-- BEGIN DATASET EXTRACT --
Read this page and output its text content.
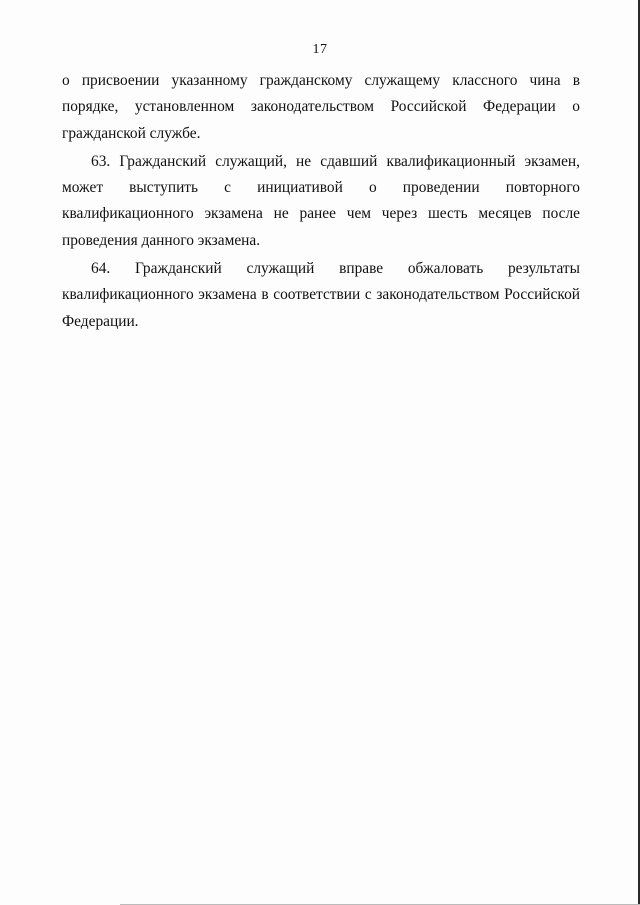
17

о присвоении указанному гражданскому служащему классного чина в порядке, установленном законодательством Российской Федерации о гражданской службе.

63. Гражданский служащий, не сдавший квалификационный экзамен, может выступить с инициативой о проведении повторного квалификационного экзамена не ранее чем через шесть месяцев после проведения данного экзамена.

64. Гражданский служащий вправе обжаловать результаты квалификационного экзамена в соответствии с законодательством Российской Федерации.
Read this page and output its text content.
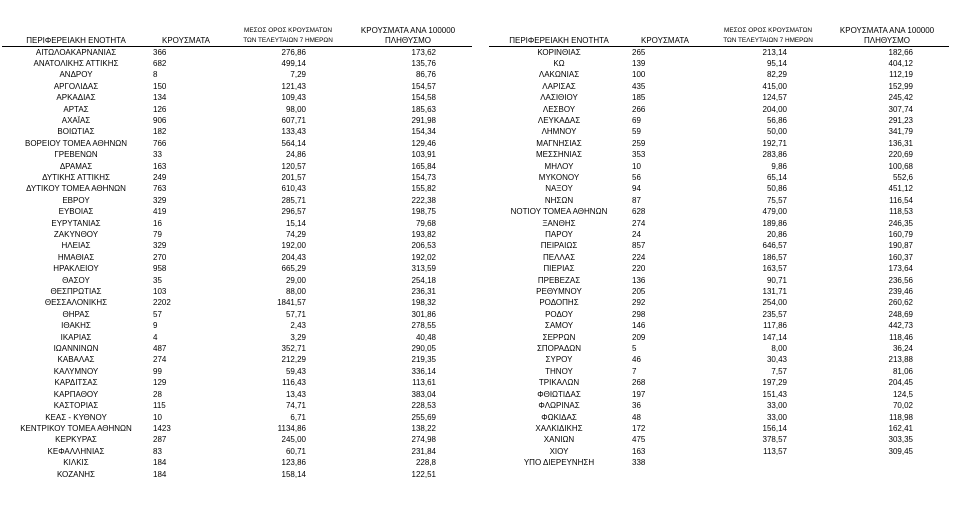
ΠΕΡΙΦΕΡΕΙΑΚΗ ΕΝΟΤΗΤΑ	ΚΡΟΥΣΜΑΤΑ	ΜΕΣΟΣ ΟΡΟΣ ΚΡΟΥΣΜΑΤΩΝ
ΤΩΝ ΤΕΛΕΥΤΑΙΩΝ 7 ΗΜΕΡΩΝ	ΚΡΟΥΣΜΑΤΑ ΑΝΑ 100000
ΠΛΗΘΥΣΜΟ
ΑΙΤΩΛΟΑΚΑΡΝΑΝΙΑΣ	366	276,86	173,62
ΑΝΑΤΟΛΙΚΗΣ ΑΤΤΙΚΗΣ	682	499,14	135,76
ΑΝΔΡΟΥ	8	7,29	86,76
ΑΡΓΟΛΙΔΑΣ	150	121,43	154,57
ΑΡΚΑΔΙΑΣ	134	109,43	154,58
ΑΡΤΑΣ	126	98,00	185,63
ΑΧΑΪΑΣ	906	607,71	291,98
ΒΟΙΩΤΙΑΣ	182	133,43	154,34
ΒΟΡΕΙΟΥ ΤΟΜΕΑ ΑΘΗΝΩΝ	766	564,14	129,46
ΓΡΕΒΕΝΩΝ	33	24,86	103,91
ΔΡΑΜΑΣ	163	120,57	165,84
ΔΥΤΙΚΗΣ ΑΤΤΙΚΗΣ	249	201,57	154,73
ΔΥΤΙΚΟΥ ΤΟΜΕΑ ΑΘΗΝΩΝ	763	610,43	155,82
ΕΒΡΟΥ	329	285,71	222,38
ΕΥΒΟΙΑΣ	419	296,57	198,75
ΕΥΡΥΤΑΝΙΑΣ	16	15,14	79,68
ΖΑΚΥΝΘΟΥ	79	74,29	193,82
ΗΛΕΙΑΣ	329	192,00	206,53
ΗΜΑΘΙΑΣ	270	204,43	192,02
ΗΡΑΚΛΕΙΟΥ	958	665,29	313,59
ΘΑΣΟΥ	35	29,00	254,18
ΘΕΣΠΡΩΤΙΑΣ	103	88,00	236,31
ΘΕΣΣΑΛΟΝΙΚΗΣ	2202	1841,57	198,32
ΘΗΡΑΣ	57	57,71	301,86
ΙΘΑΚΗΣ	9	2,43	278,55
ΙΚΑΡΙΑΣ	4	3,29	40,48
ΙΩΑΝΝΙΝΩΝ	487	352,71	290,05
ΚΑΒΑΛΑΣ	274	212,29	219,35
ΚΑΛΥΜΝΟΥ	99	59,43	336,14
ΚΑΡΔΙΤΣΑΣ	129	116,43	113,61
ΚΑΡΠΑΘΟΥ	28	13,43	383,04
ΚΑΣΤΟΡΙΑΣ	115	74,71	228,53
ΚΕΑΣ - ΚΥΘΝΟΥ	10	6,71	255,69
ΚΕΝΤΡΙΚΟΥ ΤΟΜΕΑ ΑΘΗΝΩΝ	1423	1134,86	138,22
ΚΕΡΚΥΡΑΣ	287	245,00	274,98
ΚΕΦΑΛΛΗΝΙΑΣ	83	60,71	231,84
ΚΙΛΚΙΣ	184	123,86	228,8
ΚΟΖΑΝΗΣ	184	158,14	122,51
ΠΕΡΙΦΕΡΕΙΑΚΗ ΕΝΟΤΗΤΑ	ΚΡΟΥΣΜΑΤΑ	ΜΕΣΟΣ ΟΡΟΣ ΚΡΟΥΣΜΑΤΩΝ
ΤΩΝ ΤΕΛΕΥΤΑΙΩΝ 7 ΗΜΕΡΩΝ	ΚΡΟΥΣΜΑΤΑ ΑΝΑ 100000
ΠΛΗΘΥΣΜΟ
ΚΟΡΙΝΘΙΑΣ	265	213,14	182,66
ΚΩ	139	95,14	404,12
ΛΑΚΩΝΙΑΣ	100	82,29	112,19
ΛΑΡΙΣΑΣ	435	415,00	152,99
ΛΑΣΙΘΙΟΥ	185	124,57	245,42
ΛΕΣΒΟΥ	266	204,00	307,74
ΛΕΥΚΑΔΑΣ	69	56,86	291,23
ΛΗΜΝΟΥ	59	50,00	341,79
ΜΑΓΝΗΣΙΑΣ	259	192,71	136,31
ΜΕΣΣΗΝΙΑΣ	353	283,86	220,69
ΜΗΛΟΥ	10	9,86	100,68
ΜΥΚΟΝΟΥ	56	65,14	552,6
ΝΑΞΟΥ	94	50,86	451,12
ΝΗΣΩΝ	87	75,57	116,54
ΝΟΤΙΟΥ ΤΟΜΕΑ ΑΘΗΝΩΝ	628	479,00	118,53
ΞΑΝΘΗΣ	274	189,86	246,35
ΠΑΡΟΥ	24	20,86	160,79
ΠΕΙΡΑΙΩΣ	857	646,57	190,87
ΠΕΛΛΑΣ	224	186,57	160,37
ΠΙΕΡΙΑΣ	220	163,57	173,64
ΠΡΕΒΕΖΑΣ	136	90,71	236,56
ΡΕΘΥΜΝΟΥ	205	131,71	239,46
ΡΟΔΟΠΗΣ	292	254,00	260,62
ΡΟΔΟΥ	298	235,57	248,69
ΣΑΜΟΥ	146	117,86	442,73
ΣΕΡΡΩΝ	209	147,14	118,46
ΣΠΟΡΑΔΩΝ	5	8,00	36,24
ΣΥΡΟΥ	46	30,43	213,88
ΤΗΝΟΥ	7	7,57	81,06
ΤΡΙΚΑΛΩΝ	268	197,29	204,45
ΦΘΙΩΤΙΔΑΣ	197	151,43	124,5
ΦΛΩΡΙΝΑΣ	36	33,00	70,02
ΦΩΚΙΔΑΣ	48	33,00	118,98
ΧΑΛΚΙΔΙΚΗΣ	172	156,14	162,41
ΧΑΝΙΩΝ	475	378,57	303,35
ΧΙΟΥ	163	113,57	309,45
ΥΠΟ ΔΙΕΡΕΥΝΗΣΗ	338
-- END DATASET EXTRACT --
-- BEGIN DATASET EXTRACT --
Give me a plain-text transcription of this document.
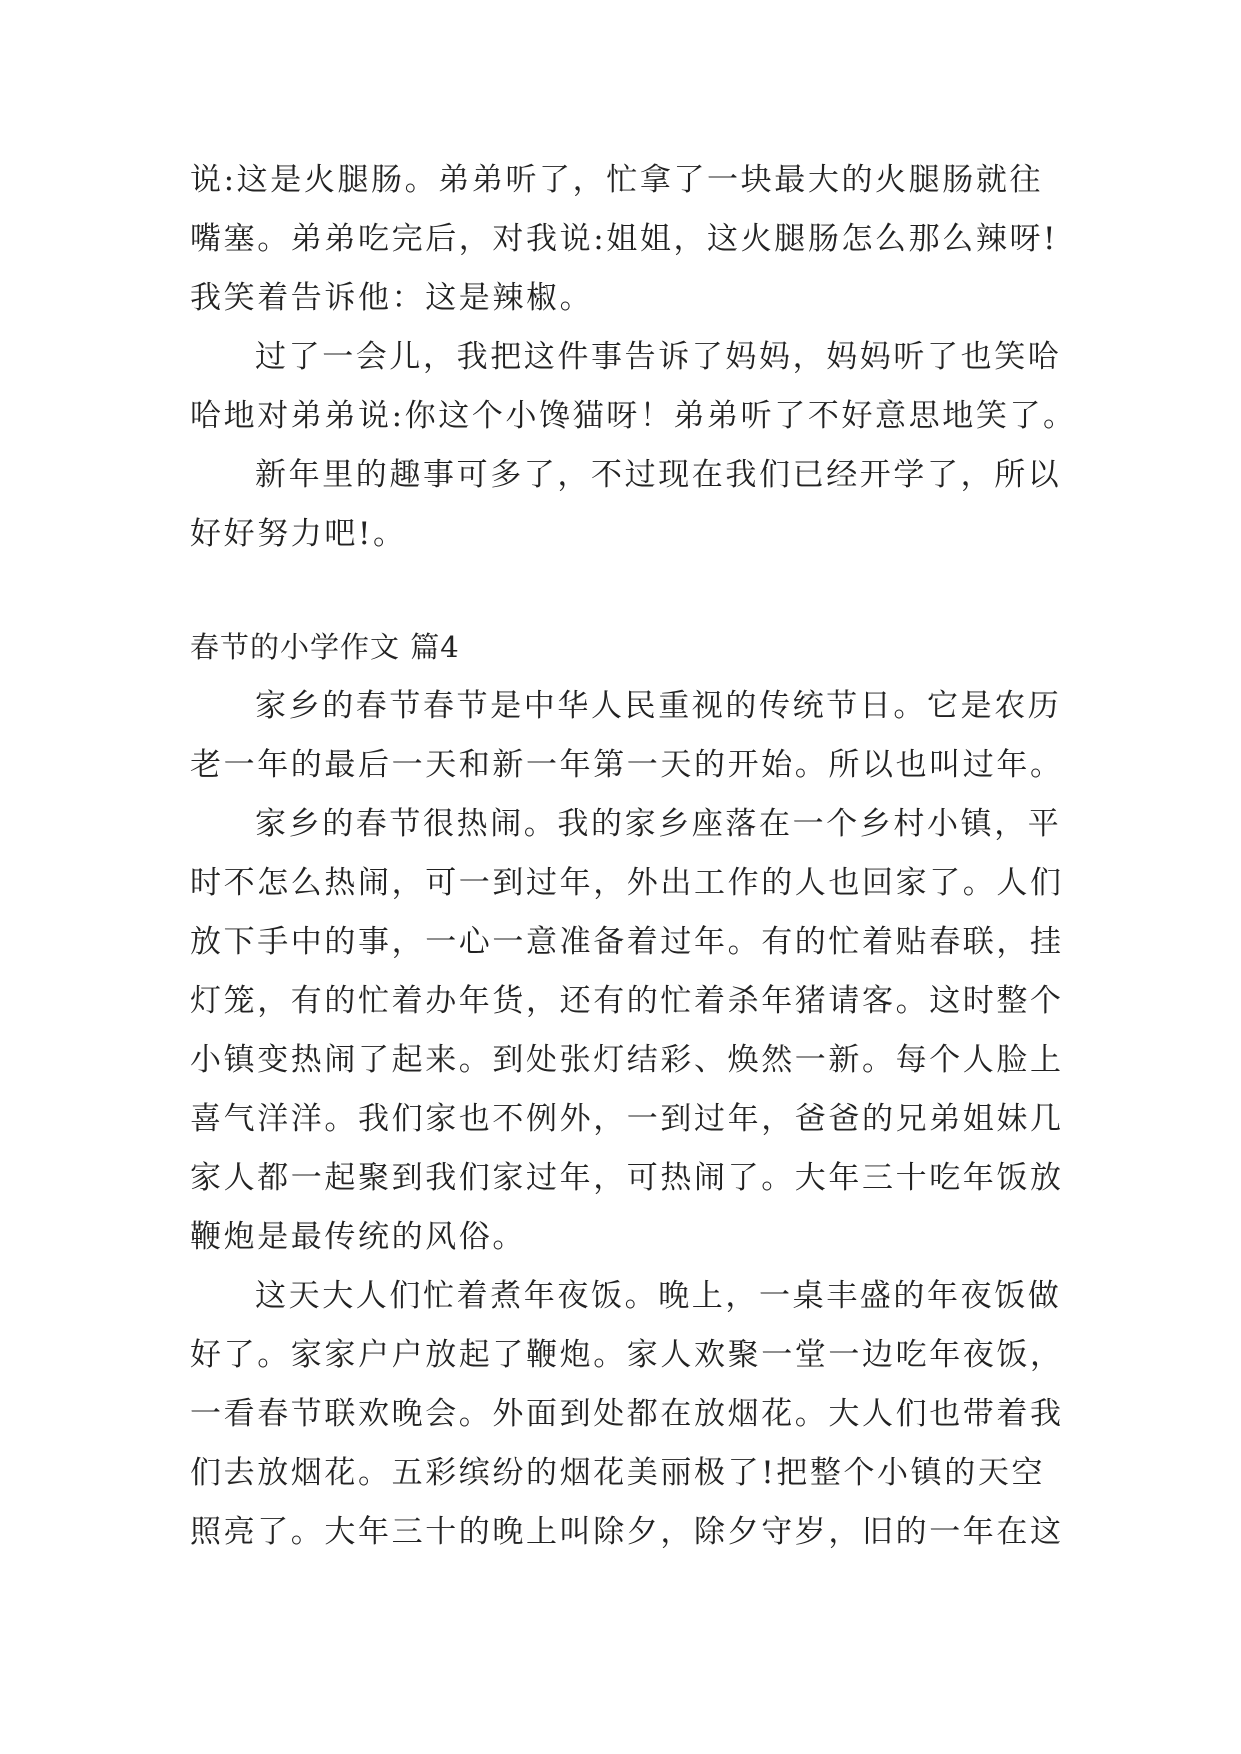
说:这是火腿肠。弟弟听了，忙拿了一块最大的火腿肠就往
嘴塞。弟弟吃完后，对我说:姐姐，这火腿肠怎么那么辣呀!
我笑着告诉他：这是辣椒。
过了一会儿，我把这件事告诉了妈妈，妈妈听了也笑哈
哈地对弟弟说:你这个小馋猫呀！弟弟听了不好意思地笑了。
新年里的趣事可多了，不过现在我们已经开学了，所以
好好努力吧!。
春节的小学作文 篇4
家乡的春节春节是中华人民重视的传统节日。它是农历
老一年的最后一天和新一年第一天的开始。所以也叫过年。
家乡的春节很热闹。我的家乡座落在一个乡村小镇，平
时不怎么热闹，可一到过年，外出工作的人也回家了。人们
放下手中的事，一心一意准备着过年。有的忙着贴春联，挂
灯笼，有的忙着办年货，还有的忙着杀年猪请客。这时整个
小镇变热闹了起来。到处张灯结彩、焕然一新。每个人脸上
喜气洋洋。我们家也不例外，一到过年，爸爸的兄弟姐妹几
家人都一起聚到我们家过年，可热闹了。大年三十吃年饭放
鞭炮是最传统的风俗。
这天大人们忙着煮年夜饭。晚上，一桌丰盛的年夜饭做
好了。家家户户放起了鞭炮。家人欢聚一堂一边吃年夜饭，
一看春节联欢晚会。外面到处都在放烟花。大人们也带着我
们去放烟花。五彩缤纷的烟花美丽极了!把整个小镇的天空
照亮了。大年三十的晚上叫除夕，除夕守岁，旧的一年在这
-- END DATASET EXTRACT --
WHAT TO WORK ON: Only the number is wanted: how many lines above include the word "Российской"?

CORRECT RESULT: 2